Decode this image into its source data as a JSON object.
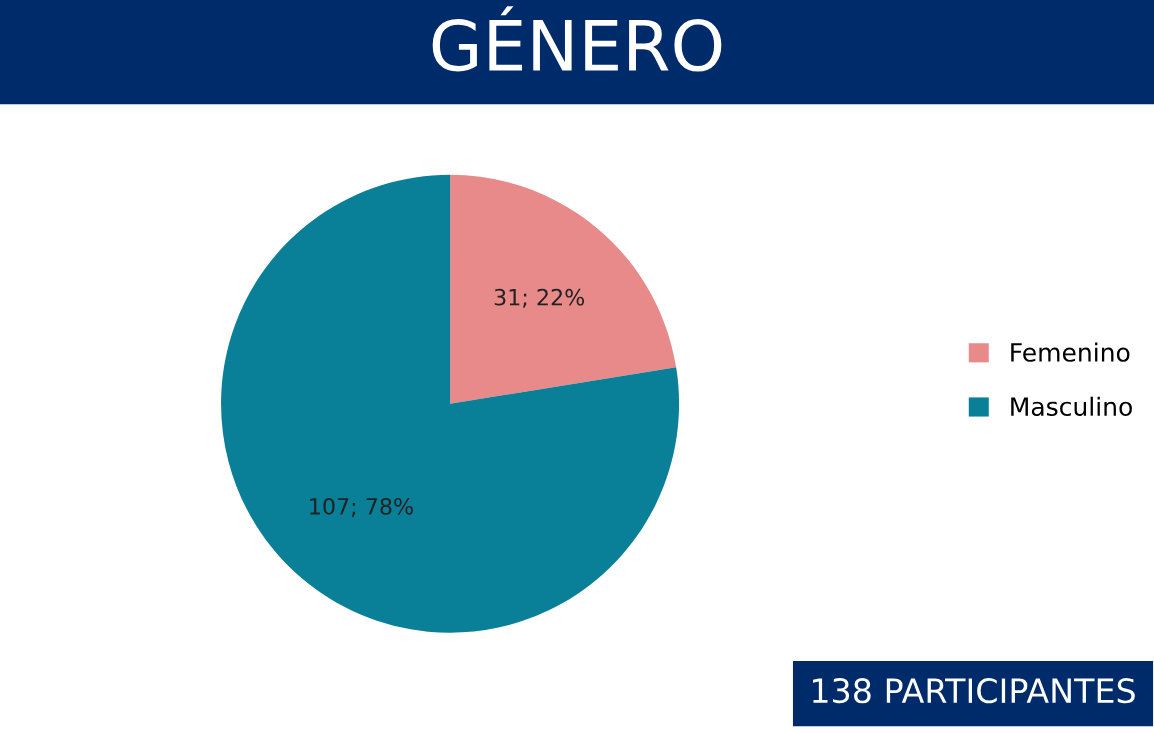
{
  "chart_data": {
    "type": "pie",
    "title": "GÉNERO",
    "categories": [
      "Femenino",
      "Masculino"
    ],
    "values": [
      31,
      107
    ],
    "colors": [
      "#e88a8a",
      "#0a7f98"
    ],
    "value_labels": [
      "31; 22%",
      "107; 78%"
    ],
    "legend": "right",
    "annotations": [
      "138 PARTICIPANTES"
    ]
  }
}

Short task:
Output the data exactly. Pictures don't belong in the result.

Solution:
Decode this image into its source data as a JSON object.
{
  "chart_data": {
    "type": "pie",
    "title": "GÉNERO",
    "categories": [
      "Femenino",
      "Masculino"
    ],
    "values": [
      31,
      107
    ],
    "colors": [
      "#e88a8a",
      "#0a7f98"
    ],
    "value_labels": [
      "31; 22%",
      "107; 78%"
    ],
    "legend": "right",
    "annotations": [
      "138 PARTICIPANTES"
    ]
  }
}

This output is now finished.